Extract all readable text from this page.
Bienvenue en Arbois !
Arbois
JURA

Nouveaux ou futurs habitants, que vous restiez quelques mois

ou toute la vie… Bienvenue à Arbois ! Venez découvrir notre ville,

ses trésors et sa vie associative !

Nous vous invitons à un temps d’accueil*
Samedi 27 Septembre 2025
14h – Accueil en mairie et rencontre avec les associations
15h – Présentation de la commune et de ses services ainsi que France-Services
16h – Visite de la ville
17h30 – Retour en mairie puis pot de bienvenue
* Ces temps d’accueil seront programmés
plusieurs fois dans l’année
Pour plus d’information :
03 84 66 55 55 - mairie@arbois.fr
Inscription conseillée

• TASK STATEMENT: Nothing should be left out: return all of the records exactly.

• TASK RESULT:
Extract all readable text from this page.
Bienvenue en Arbois !
Arbois
JURA

Nouveaux ou futurs habitants, que vous restiez quelques mois

ou toute la vie… Bienvenue à Arbois ! Venez découvrir notre ville,

ses trésors et sa vie associative !

Nous vous invitons à un temps d’accueil*
Samedi 27 Septembre 2025
14h – Accueil en mairie et rencontre avec les associations
15h – Présentation de la commune et de ses services ainsi que France-Services
16h – Visite de la ville
17h30 – Retour en mairie puis pot de bienvenue
* Ces temps d’accueil seront programmés
plusieurs fois dans l’année
Pour plus d’information :
03 84 66 55 55 - mairie@arbois.fr
Inscription conseillée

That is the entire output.